**THE PROBLEM**
Return the whole listing, line for line, without the pictures in it.

**RECORDS SHOWN**
┌────────

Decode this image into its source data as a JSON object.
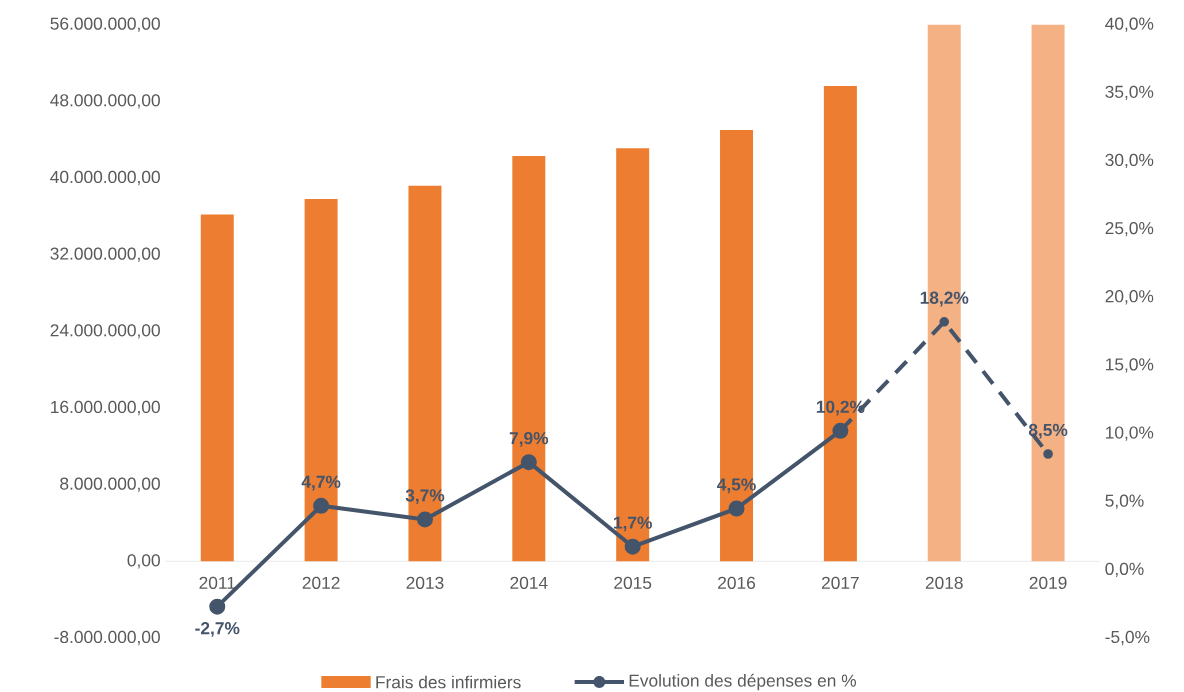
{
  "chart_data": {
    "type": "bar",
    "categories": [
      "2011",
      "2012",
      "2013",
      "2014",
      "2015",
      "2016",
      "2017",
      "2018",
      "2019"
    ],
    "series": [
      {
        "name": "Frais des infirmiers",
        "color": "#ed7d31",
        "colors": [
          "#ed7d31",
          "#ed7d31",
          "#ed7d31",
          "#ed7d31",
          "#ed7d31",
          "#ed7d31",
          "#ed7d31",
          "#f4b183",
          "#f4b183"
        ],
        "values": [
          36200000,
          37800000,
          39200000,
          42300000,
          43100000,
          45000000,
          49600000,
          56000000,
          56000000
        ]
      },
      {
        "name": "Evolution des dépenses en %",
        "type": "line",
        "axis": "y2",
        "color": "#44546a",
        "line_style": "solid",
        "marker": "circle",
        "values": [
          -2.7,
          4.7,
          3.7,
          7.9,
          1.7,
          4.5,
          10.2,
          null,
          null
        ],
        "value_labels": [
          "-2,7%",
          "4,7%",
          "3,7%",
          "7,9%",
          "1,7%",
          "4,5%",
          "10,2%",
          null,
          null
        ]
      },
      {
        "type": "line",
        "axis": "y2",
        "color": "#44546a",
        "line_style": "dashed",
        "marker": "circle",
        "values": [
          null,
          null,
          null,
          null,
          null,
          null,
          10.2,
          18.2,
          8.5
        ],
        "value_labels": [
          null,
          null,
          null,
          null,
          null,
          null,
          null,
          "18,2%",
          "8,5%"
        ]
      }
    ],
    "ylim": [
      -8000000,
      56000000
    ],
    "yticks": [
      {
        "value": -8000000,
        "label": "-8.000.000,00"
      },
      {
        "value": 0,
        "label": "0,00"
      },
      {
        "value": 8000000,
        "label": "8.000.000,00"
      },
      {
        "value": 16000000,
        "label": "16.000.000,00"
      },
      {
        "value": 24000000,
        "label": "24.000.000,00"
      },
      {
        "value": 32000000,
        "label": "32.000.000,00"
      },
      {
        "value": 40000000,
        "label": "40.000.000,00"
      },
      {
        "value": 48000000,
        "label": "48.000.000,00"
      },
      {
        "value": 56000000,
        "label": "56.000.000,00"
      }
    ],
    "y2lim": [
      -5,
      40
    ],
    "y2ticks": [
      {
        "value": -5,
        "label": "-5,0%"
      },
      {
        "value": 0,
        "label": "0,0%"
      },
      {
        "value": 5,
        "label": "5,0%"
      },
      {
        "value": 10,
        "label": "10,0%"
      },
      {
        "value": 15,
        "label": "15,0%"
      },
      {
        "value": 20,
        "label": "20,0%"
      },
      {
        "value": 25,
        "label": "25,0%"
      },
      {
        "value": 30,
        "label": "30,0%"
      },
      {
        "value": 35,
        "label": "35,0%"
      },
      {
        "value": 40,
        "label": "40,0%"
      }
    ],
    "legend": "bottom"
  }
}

└────────

**THE RESULT**
Decode this image into its source data as a JSON object.
{
  "chart_data": {
    "type": "bar",
    "categories": [
      "2011",
      "2012",
      "2013",
      "2014",
      "2015",
      "2016",
      "2017",
      "2018",
      "2019"
    ],
    "series": [
      {
        "name": "Frais des infirmiers",
        "color": "#ed7d31",
        "colors": [
          "#ed7d31",
          "#ed7d31",
          "#ed7d31",
          "#ed7d31",
          "#ed7d31",
          "#ed7d31",
          "#ed7d31",
          "#f4b183",
          "#f4b183"
        ],
        "values": [
          36200000,
          37800000,
          39200000,
          42300000,
          43100000,
          45000000,
          49600000,
          56000000,
          56000000
        ]
      },
      {
        "name": "Evolution des dépenses en %",
        "type": "line",
        "axis": "y2",
        "color": "#44546a",
        "line_style": "solid",
        "marker": "circle",
        "values": [
          -2.7,
          4.7,
          3.7,
          7.9,
          1.7,
          4.5,
          10.2,
          null,
          null
        ],
        "value_labels": [
          "-2,7%",
          "4,7%",
          "3,7%",
          "7,9%",
          "1,7%",
          "4,5%",
          "10,2%",
          null,
          null
        ]
      },
      {
        "type": "line",
        "axis": "y2",
        "color": "#44546a",
        "line_style": "dashed",
        "marker": "circle",
        "values": [
          null,
          null,
          null,
          null,
          null,
          null,
          10.2,
          18.2,
          8.5
        ],
        "value_labels": [
          null,
          null,
          null,
          null,
          null,
          null,
          null,
          "18,2%",
          "8,5%"
        ]
      }
    ],
    "ylim": [
      -8000000,
      56000000
    ],
    "yticks": [
      {
        "value": -8000000,
        "label": "-8.000.000,00"
      },
      {
        "value": 0,
        "label": "0,00"
      },
      {
        "value": 8000000,
        "label": "8.000.000,00"
      },
      {
        "value": 16000000,
        "label": "16.000.000,00"
      },
      {
        "value": 24000000,
        "label": "24.000.000,00"
      },
      {
        "value": 32000000,
        "label": "32.000.000,00"
      },
      {
        "value": 40000000,
        "label": "40.000.000,00"
      },
      {
        "value": 48000000,
        "label": "48.000.000,00"
      },
      {
        "value": 56000000,
        "label": "56.000.000,00"
      }
    ],
    "y2lim": [
      -5,
      40
    ],
    "y2ticks": [
      {
        "value": -5,
        "label": "-5,0%"
      },
      {
        "value": 0,
        "label": "0,0%"
      },
      {
        "value": 5,
        "label": "5,0%"
      },
      {
        "value": 10,
        "label": "10,0%"
      },
      {
        "value": 15,
        "label": "15,0%"
      },
      {
        "value": 20,
        "label": "20,0%"
      },
      {
        "value": 25,
        "label": "25,0%"
      },
      {
        "value": 30,
        "label": "30,0%"
      },
      {
        "value": 35,
        "label": "35,0%"
      },
      {
        "value": 40,
        "label": "40,0%"
      }
    ],
    "legend": "bottom"
  }
}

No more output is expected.